■ GIVEN TASK: Please retype all of the data below line for line without any changes, and leave the pictures out of your answer.

[Boxed element entries]
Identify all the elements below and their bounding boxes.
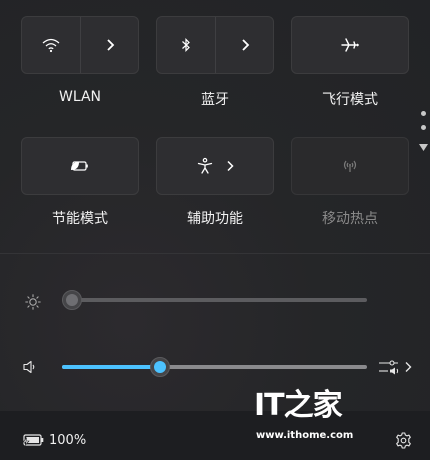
- watermark: IT之家 www.ithome.com: [250, 388, 354, 444]
- battery-saver-label: 节能模式: [52, 211, 108, 227]
- battery-percentage: 100%: [49, 432, 87, 448]
- audio-output-icon: [379, 360, 399, 375]
- volume-slider-thumb[interactable]: [149, 357, 170, 377]
- wifi-icon: [42, 38, 60, 53]
- chevron-right-icon: [405, 362, 412, 372]
- chevron-right-icon: [242, 39, 250, 51]
- hotspot-icon: [343, 160, 357, 172]
- airplane-toggle-button[interactable]: [292, 17, 408, 73]
- brightness-icon: [25, 294, 41, 310]
- battery-saver-toggle-button[interactable]: [22, 138, 138, 194]
- watermark-logo: IT之家: [254, 388, 343, 423]
- section-divider: [0, 253, 430, 254]
- wlan-tile: [21, 16, 139, 74]
- hotspot-toggle-button: [292, 138, 408, 194]
- page-dot-2[interactable]: [421, 125, 426, 130]
- bluetooth-icon: [182, 38, 190, 52]
- accessibility-label: 辅助功能: [187, 211, 243, 227]
- accessibility-icon: [197, 157, 213, 174]
- volume-slider[interactable]: [62, 365, 367, 369]
- wlan-expand-button[interactable]: [81, 17, 139, 73]
- battery-charging-icon: [22, 434, 44, 446]
- bluetooth-tile: [156, 16, 274, 74]
- watermark-url: www.ithome.com: [256, 430, 354, 441]
- airplane-icon: [341, 38, 359, 52]
- airplane-tile[interactable]: [291, 16, 409, 74]
- wlan-label: WLAN: [58, 89, 101, 105]
- chevron-right-icon: [227, 160, 234, 172]
- brightness-slider[interactable]: [62, 298, 367, 302]
- chevron-right-icon: [107, 39, 115, 51]
- bluetooth-expand-button[interactable]: [216, 17, 274, 73]
- bluetooth-label: 蓝牙: [201, 92, 229, 108]
- airplane-label: 飞行模式: [322, 92, 378, 108]
- hotspot-label: 移动热点: [322, 211, 378, 227]
- footer-bar: 100%: [0, 411, 430, 460]
- audio-output-button[interactable]: [378, 356, 414, 378]
- battery-status-button[interactable]: 100%: [22, 430, 86, 450]
- battery-saver-icon: [71, 161, 88, 171]
- speaker-icon[interactable]: [22, 359, 38, 375]
- accessibility-button[interactable]: [157, 138, 273, 194]
- volume-slider-fill: [62, 365, 160, 369]
- battery-saver-tile[interactable]: [21, 137, 139, 195]
- gear-icon[interactable]: [395, 432, 412, 449]
- hotspot-tile: [291, 137, 409, 195]
- wlan-toggle-button[interactable]: [22, 17, 80, 73]
- accessibility-tile[interactable]: [156, 137, 274, 195]
- brightness-slider-thumb[interactable]: [62, 290, 82, 310]
- bluetooth-toggle-button[interactable]: [157, 17, 215, 73]
- scroll-down-icon[interactable]: [418, 143, 429, 152]
- page-dot-1[interactable]: [421, 111, 426, 116]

■ RESULT FOR THIS EXERCISE:
Identify all the elements below and their bounding boxes.
- watermark: IT之家 www.ithome.com: [250, 388, 354, 444]
- battery-saver-label: 节能模式: [52, 211, 108, 227]
- battery-percentage: 100%: [49, 432, 87, 448]
- audio-output-icon: [379, 360, 399, 375]
- volume-slider-thumb[interactable]: [149, 357, 170, 377]
- wifi-icon: [42, 38, 60, 53]
- chevron-right-icon: [405, 362, 412, 372]
- chevron-right-icon: [242, 39, 250, 51]
- hotspot-icon: [343, 160, 357, 172]
- airplane-toggle-button[interactable]: [292, 17, 408, 73]
- brightness-icon: [25, 294, 41, 310]
- battery-saver-toggle-button[interactable]: [22, 138, 138, 194]
- watermark-logo: IT之家: [254, 388, 343, 423]
- section-divider: [0, 253, 430, 254]
- wlan-tile: [21, 16, 139, 74]
- hotspot-toggle-button: [292, 138, 408, 194]
- page-dot-2[interactable]: [421, 125, 426, 130]
- bluetooth-icon: [182, 38, 190, 52]
- accessibility-label: 辅助功能: [187, 211, 243, 227]
- accessibility-icon: [197, 157, 213, 174]
- volume-slider[interactable]: [62, 365, 367, 369]
- wlan-expand-button[interactable]: [81, 17, 139, 73]
- battery-charging-icon: [22, 434, 44, 446]
- bluetooth-tile: [156, 16, 274, 74]
- watermark-url: www.ithome.com: [256, 430, 354, 441]
- airplane-icon: [341, 38, 359, 52]
- airplane-tile[interactable]: [291, 16, 409, 74]
- wlan-label: WLAN: [58, 89, 101, 105]
- chevron-right-icon: [227, 160, 234, 172]
- brightness-slider[interactable]: [62, 298, 367, 302]
- chevron-right-icon: [107, 39, 115, 51]
- bluetooth-expand-button[interactable]: [216, 17, 274, 73]
- bluetooth-label: 蓝牙: [201, 92, 229, 108]
- airplane-label: 飞行模式: [322, 92, 378, 108]
- hotspot-label: 移动热点: [322, 211, 378, 227]
- footer-bar: 100%: [0, 411, 430, 460]
- audio-output-button[interactable]: [378, 356, 414, 378]
- battery-status-button[interactable]: 100%: [22, 430, 86, 450]
- battery-saver-icon: [71, 161, 88, 171]
- speaker-icon[interactable]: [22, 359, 38, 375]
- accessibility-button[interactable]: [157, 138, 273, 194]
- volume-slider-fill: [62, 365, 160, 369]
- battery-saver-tile[interactable]: [21, 137, 139, 195]
- gear-icon[interactable]: [395, 432, 412, 449]
- hotspot-tile: [291, 137, 409, 195]
- wlan-toggle-button[interactable]: [22, 17, 80, 73]
- accessibility-tile[interactable]: [156, 137, 274, 195]
- brightness-slider-thumb[interactable]: [62, 290, 82, 310]
- bluetooth-toggle-button[interactable]: [157, 17, 215, 73]
- scroll-down-icon[interactable]: [418, 143, 429, 152]
- page-dot-1[interactable]: [421, 111, 426, 116]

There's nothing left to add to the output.